**Task**
Reply with nothing except the number of lines that contain the word "Real".

**Records to process**
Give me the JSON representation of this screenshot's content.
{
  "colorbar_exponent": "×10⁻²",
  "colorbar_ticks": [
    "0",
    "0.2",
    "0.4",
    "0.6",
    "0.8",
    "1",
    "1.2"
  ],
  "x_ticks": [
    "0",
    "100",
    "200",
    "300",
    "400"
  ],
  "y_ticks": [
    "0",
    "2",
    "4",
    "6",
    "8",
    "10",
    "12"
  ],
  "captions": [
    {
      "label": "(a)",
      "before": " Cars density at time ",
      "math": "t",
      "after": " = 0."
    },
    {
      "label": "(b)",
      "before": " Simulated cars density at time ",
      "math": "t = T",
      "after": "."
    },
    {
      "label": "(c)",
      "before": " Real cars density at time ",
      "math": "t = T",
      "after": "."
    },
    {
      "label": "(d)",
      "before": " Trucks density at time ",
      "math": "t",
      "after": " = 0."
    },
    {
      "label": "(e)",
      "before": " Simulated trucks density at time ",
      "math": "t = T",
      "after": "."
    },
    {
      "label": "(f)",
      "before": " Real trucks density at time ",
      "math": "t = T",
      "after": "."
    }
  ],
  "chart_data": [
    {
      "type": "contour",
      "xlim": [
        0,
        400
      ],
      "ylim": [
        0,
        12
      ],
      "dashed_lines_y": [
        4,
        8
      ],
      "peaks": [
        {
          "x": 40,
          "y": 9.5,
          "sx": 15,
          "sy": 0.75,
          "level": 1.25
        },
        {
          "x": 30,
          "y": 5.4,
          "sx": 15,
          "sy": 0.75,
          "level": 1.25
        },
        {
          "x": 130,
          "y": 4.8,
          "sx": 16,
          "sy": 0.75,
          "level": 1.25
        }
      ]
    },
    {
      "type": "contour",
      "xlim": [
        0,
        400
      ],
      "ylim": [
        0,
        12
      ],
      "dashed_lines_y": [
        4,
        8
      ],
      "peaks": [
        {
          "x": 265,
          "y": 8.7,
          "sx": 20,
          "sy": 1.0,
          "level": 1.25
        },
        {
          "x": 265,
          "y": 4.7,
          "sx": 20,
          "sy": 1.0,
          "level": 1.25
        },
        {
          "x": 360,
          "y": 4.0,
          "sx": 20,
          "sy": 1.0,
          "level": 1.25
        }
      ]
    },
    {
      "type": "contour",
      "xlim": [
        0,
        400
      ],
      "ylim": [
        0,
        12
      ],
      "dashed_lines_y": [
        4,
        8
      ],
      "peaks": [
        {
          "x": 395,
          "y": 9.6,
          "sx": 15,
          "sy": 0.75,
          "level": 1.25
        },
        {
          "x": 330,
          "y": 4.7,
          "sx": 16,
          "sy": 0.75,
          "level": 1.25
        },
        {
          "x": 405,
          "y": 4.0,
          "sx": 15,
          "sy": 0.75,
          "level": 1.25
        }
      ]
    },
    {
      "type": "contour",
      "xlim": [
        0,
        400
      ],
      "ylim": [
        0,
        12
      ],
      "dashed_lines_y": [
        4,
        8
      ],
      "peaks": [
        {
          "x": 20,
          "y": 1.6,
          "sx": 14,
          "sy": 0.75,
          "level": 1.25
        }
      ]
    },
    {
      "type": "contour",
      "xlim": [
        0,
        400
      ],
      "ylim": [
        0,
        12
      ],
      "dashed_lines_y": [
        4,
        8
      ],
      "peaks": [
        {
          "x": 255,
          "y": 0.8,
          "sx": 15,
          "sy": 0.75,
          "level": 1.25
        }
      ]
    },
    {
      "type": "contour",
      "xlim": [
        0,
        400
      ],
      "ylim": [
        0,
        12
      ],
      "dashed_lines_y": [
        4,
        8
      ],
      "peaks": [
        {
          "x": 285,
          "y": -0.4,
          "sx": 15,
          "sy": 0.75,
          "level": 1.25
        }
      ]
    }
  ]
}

**Finished task**
2